(Exercise task):
Give the number of lines that contain the string "actividades", please, and nothing else.

## BEGIN

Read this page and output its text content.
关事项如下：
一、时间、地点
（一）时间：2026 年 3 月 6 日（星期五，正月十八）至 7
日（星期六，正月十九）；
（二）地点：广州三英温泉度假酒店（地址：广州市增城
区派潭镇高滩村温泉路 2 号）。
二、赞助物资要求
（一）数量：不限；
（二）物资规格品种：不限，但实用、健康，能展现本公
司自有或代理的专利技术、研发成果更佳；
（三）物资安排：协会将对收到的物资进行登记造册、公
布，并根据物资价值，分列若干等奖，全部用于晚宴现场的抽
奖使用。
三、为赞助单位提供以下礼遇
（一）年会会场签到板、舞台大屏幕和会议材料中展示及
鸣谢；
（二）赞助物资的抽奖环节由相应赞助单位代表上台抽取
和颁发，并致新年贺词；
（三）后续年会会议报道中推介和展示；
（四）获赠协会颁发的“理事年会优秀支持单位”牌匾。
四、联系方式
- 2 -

## END
## BEGIN

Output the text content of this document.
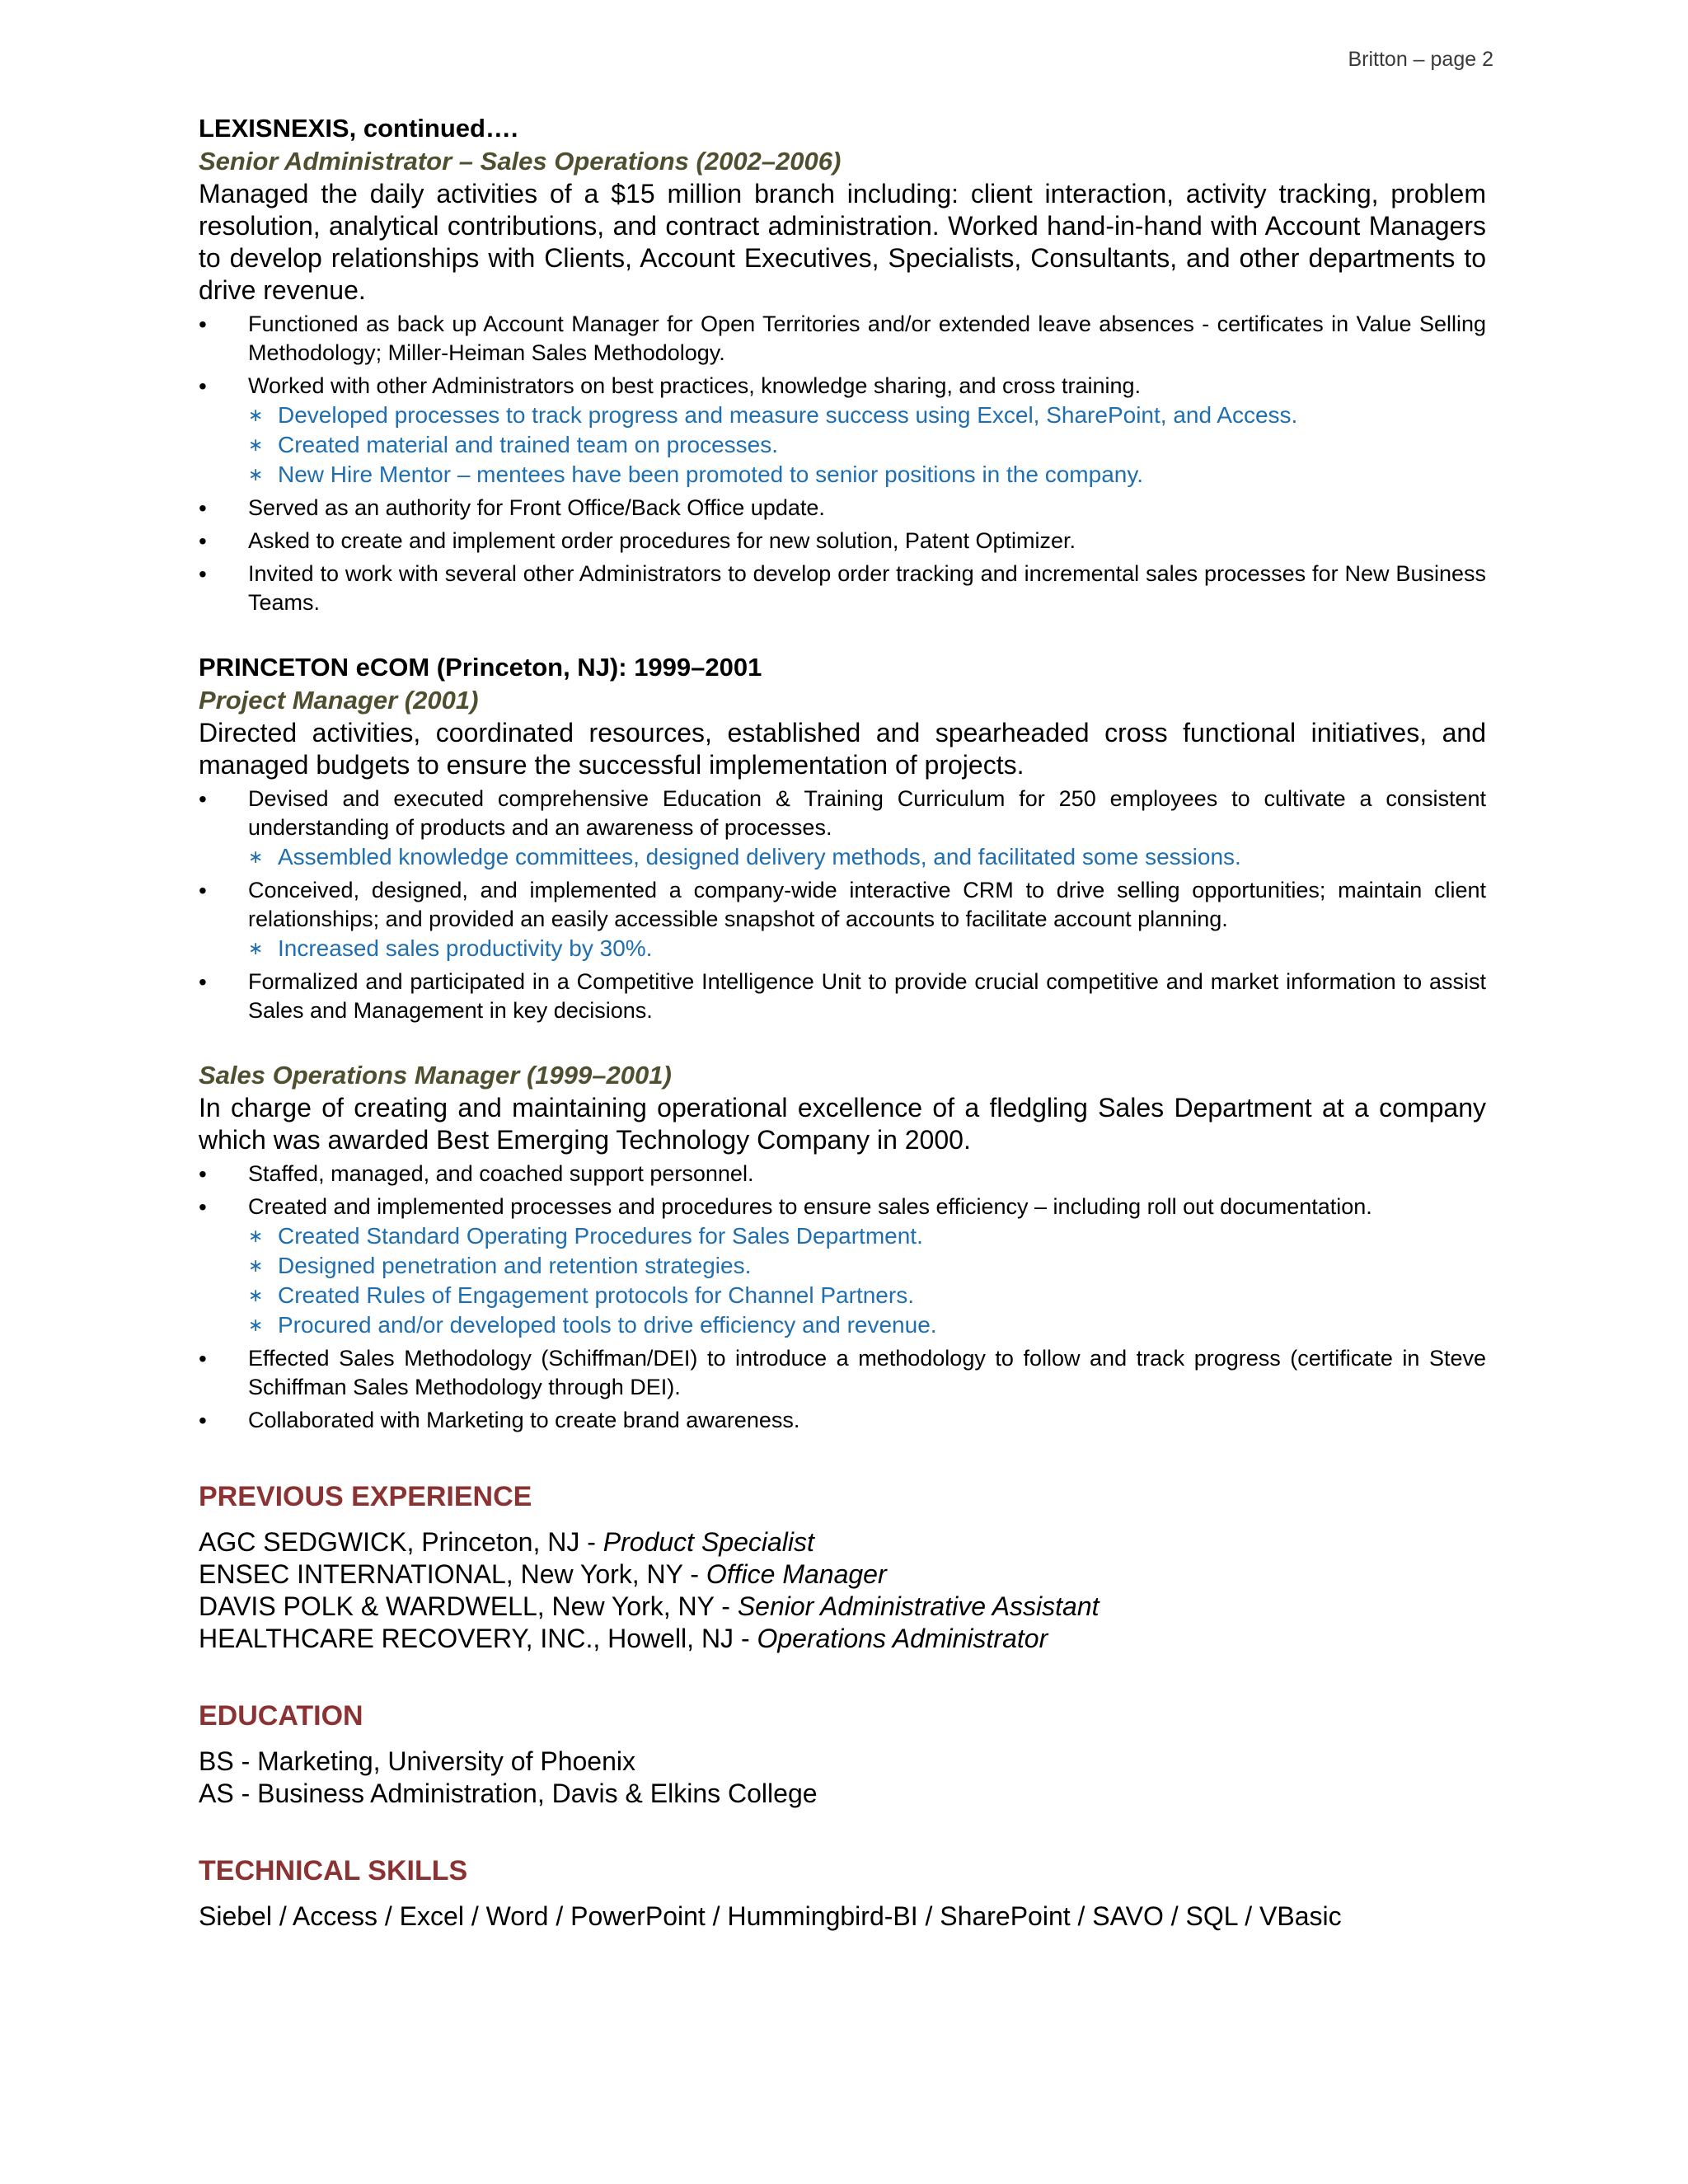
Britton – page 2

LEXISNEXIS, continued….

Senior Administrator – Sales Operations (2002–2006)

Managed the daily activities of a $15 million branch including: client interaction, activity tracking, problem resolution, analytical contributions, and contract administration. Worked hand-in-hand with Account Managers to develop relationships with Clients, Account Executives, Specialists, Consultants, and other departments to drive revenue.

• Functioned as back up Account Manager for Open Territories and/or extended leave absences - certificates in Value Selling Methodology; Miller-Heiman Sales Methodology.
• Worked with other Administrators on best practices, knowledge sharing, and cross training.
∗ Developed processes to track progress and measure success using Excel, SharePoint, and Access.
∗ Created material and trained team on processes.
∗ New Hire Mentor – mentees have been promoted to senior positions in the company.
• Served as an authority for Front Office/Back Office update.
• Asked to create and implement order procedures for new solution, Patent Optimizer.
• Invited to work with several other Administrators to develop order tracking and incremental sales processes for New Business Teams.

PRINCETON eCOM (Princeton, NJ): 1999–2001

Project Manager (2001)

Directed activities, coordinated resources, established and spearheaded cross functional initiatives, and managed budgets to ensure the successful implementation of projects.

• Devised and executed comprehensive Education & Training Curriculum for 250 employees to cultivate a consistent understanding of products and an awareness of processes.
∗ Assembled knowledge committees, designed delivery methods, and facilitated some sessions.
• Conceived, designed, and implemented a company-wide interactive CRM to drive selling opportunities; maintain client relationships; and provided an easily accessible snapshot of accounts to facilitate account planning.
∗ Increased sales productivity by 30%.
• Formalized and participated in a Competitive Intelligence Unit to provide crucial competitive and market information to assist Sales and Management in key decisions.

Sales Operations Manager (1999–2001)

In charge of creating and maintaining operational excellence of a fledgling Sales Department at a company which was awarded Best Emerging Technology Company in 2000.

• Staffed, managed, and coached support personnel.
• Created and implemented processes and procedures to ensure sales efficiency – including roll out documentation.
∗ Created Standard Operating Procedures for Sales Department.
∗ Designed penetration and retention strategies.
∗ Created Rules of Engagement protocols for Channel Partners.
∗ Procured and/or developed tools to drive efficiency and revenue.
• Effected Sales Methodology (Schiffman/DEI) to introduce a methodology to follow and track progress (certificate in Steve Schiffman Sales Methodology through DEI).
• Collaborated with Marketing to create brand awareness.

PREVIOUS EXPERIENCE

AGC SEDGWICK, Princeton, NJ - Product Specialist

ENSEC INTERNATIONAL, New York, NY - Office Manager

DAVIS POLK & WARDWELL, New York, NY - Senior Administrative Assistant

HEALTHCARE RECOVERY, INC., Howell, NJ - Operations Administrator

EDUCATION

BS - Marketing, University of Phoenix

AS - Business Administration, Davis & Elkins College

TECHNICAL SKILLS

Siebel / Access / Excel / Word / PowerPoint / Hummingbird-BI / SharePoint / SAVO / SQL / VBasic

## END
## BEGIN

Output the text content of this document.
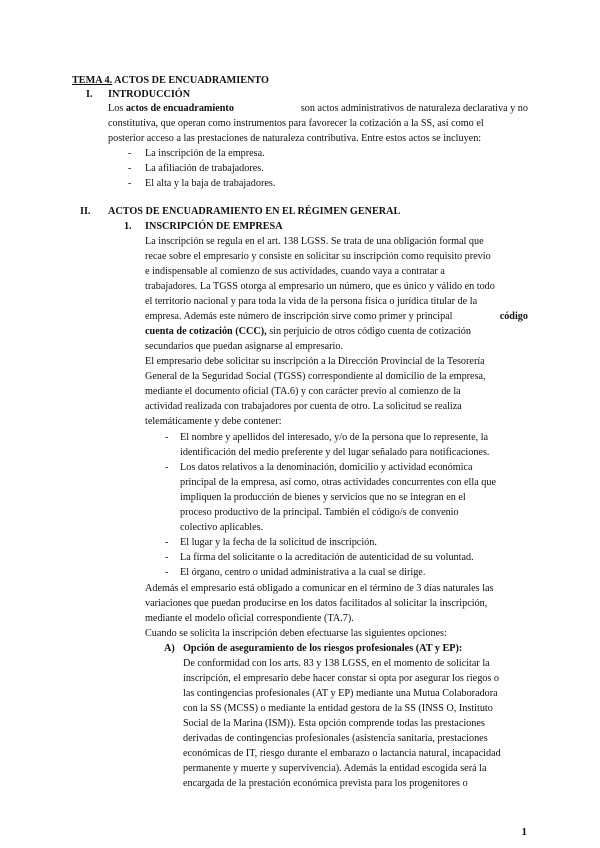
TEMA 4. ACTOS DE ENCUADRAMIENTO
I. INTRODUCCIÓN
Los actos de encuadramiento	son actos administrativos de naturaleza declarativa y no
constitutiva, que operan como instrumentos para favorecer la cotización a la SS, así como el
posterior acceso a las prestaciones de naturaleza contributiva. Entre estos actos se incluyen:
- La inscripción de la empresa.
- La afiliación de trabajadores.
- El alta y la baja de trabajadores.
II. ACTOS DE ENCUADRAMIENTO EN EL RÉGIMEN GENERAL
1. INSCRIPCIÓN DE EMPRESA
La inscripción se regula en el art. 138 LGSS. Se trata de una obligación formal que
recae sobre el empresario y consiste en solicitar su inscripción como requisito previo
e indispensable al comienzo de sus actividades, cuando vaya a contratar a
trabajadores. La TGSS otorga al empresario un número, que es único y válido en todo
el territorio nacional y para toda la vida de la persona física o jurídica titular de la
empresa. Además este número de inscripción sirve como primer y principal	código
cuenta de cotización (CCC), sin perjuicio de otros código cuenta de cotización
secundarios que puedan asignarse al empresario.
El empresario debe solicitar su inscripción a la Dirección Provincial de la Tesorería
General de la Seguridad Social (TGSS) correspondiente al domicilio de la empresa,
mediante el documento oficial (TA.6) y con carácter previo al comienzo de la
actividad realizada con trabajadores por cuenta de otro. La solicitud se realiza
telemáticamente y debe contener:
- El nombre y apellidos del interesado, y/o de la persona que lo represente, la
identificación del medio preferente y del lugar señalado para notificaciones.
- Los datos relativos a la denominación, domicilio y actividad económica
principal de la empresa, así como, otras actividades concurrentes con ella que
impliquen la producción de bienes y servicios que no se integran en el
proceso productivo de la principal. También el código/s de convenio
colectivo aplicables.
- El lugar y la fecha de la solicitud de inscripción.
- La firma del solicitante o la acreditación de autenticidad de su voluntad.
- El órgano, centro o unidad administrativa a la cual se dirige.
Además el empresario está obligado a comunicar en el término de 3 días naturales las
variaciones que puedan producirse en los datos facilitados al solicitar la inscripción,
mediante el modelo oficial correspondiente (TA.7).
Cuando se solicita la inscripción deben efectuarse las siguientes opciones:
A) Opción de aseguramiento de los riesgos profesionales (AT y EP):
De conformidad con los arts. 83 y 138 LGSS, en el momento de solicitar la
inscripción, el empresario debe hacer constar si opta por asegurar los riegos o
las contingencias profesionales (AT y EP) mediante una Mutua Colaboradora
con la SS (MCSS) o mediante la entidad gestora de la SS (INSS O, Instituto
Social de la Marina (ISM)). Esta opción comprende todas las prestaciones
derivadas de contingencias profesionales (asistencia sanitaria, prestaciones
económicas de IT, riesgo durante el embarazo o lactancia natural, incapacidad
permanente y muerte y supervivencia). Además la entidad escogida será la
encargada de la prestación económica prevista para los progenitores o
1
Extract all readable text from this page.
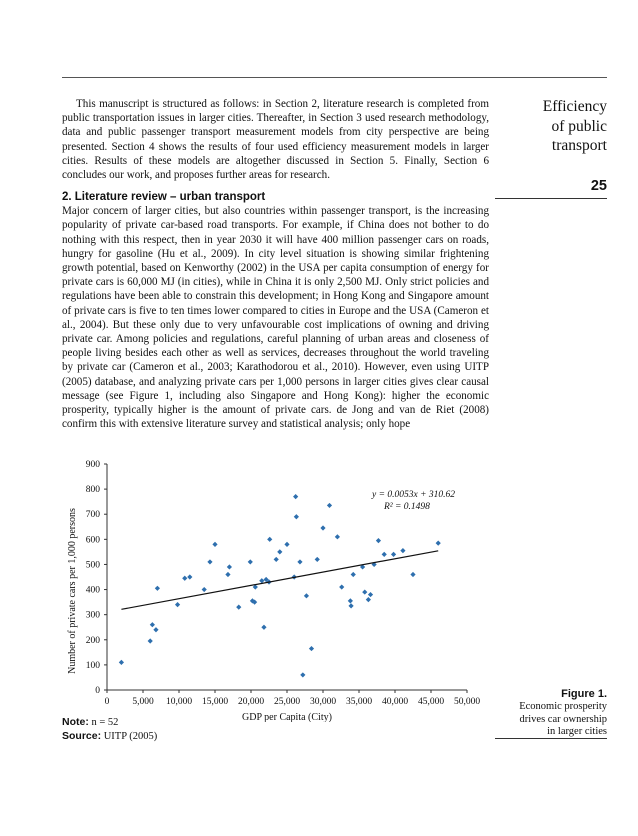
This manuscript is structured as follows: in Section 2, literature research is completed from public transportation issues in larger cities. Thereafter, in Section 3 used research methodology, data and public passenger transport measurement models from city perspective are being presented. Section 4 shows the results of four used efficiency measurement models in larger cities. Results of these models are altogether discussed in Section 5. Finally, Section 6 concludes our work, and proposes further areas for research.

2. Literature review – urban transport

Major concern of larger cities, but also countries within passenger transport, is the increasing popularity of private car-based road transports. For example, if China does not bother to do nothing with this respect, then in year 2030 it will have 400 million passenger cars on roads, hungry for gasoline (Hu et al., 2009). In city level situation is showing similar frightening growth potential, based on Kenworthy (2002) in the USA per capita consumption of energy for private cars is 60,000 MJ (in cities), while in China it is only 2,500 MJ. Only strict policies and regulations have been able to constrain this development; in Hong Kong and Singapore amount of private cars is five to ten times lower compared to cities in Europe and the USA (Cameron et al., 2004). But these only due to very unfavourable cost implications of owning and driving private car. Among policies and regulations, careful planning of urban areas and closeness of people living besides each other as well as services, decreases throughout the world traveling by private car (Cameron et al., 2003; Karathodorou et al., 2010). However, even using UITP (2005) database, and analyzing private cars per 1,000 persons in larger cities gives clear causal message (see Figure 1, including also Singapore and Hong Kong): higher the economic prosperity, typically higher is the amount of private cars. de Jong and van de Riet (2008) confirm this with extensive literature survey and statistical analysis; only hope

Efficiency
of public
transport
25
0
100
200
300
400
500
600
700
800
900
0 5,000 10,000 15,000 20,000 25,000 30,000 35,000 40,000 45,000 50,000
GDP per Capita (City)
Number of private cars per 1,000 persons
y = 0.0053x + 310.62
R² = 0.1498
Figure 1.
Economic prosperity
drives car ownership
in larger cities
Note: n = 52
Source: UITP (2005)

## END

(Response to the exercise):
2